### TO BE DONE
Each entry must appear again exactly as it does in the source.
────────────────
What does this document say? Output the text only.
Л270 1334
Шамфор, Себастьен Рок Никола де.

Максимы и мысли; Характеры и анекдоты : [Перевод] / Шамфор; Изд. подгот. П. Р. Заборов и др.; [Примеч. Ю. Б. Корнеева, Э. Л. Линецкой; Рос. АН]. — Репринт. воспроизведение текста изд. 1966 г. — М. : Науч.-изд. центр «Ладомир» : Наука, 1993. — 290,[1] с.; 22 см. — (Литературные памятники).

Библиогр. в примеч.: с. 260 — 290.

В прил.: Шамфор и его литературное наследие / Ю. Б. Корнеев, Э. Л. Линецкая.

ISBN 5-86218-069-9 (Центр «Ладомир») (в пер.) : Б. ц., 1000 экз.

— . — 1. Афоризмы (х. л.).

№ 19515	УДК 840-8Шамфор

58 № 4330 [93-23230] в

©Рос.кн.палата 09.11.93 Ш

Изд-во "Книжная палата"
────────────────
### RESPONSE TO THIS EXERCISE
What does this document say? Output the text only.
Л270 1334
Шамфор, Себастьен Рок Никола де.

Максимы и мысли; Характеры и анекдоты : [Перевод] / Шамфор; Изд. подгот. П. Р. Заборов и др.; [Примеч. Ю. Б. Корнеева, Э. Л. Линецкой; Рос. АН]. — Репринт. воспроизведение текста изд. 1966 г. — М. : Науч.-изд. центр «Ладомир» : Наука, 1993. — 290,[1] с.; 22 см. — (Литературные памятники).

Библиогр. в примеч.: с. 260 — 290.

В прил.: Шамфор и его литературное наследие / Ю. Б. Корнеев, Э. Л. Линецкая.

ISBN 5-86218-069-9 (Центр «Ладомир») (в пер.) : Б. ц., 1000 экз.

— . — 1. Афоризмы (х. л.).

№ 19515	УДК 840-8Шамфор

58 № 4330 [93-23230] в

©Рос.кн.палата 09.11.93 Ш

Изд-во "Книжная палата"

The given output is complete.